▸ Directive
Check each line of the material below for "structured", then copy the ones that contain it.

## begin Data entries

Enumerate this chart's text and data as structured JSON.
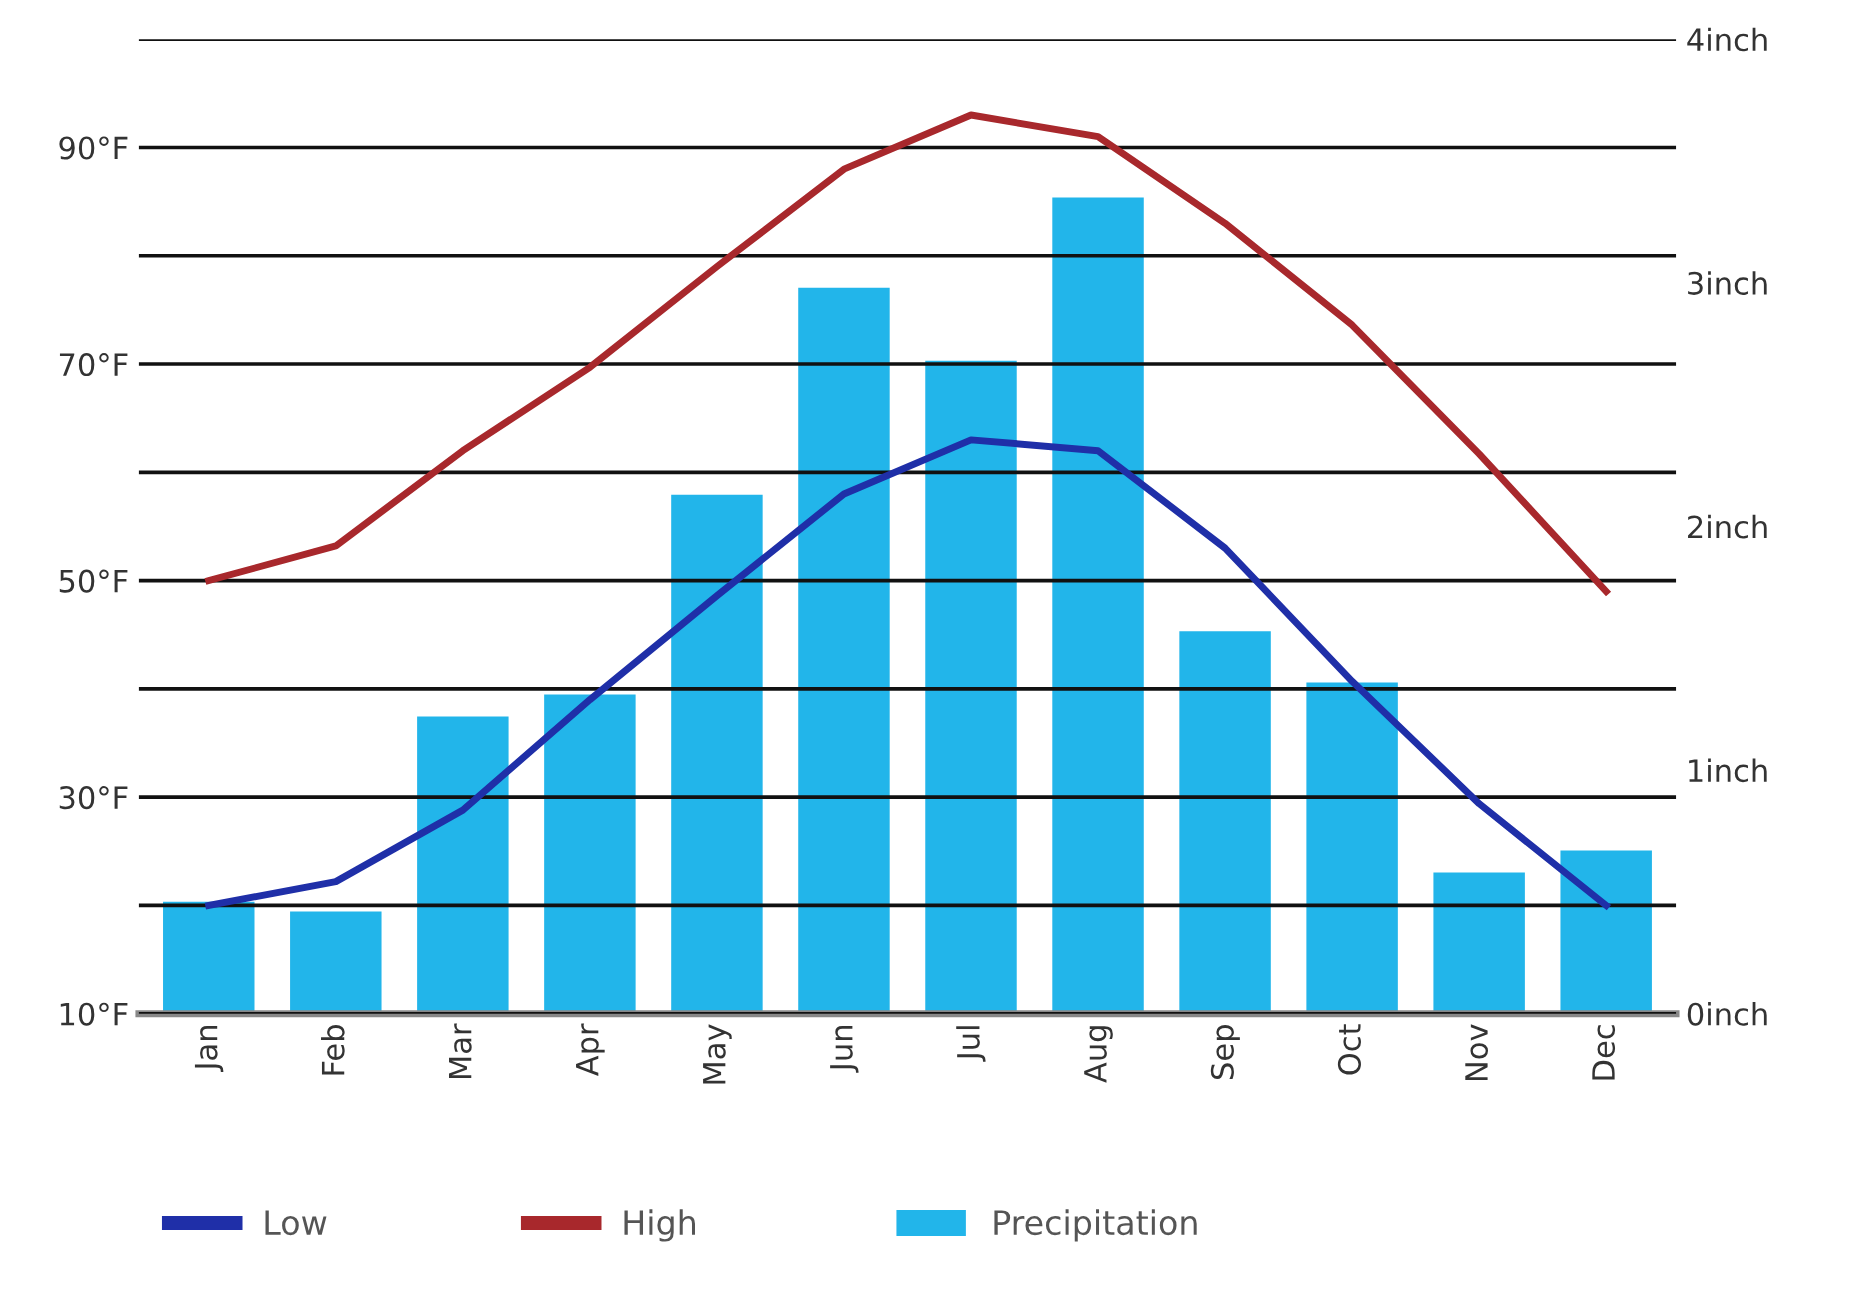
{
  "chart_data": {
    "type": "bar",
    "categories": [
      "Jan",
      "Feb",
      "Mar",
      "Apr",
      "May",
      "Jun",
      "Jul",
      "Aug",
      "Sep",
      "Oct",
      "Nov",
      "Dec"
    ],
    "series": [
      {
        "name": "Low",
        "color": "#1f2fa8",
        "type": "line",
        "values": [
          20,
          22.2,
          28.8,
          39,
          48.6,
          58,
          63,
          62,
          53,
          40.7,
          29.4,
          20
        ]
      },
      {
        "name": "High",
        "color": "#a8282c",
        "type": "line",
        "values": [
          50,
          53.2,
          62,
          69.7,
          79,
          88,
          93,
          91,
          83,
          73.6,
          61.7,
          49
        ]
      },
      {
        "name": "Precipitation",
        "color": "#22b5ea",
        "axis": "y2",
        "values": [
          0.46,
          0.42,
          1.22,
          1.31,
          2.13,
          2.98,
          2.68,
          3.35,
          1.57,
          1.36,
          0.58,
          0.67
        ]
      }
    ],
    "ylim": [
      10,
      100
    ],
    "yticks": [
      {
        "value": 10,
        "label": "10°F"
      },
      {
        "value": 20,
        "label": null
      },
      {
        "value": 30,
        "label": "30°F"
      },
      {
        "value": 40,
        "label": null
      },
      {
        "value": 50,
        "label": "50°F"
      },
      {
        "value": 60,
        "label": null
      },
      {
        "value": 70,
        "label": "70°F"
      },
      {
        "value": 80,
        "label": null
      },
      {
        "value": 90,
        "label": "90°F"
      },
      {
        "value": 100,
        "label": null
      }
    ],
    "y2lim": [
      0,
      4
    ],
    "y2ticks": [
      {
        "value": 0,
        "label": "0inch"
      },
      {
        "value": 1,
        "label": "1inch"
      },
      {
        "value": 2,
        "label": "2inch"
      },
      {
        "value": 3,
        "label": "3inch"
      },
      {
        "value": 4,
        "label": "4inch"
      }
    ],
    "grid": "y",
    "legend": "bottom",
    "marker": "none",
    "line_style": "solid"
  }
}
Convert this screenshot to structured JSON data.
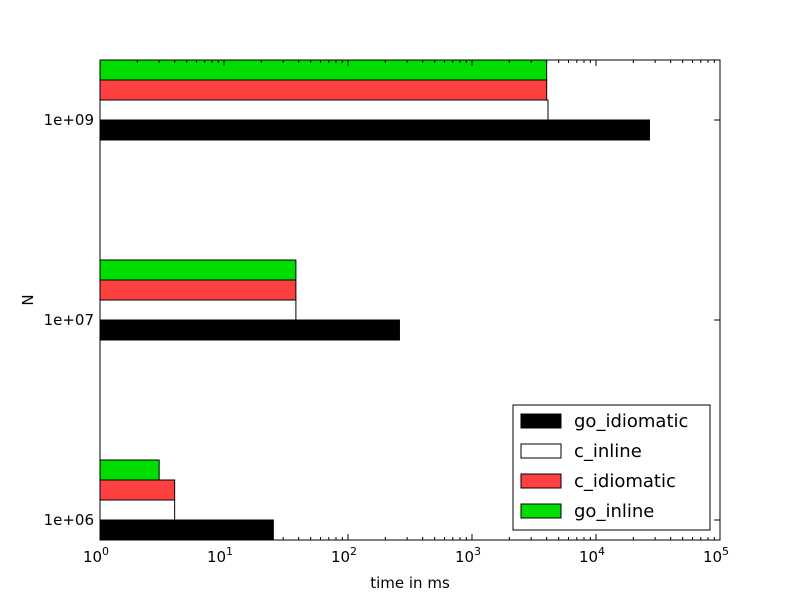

## end Data entries

▸ Result
Enumerate this chart's text and data as structured JSON.
Convert this screenshot to structured JSON data.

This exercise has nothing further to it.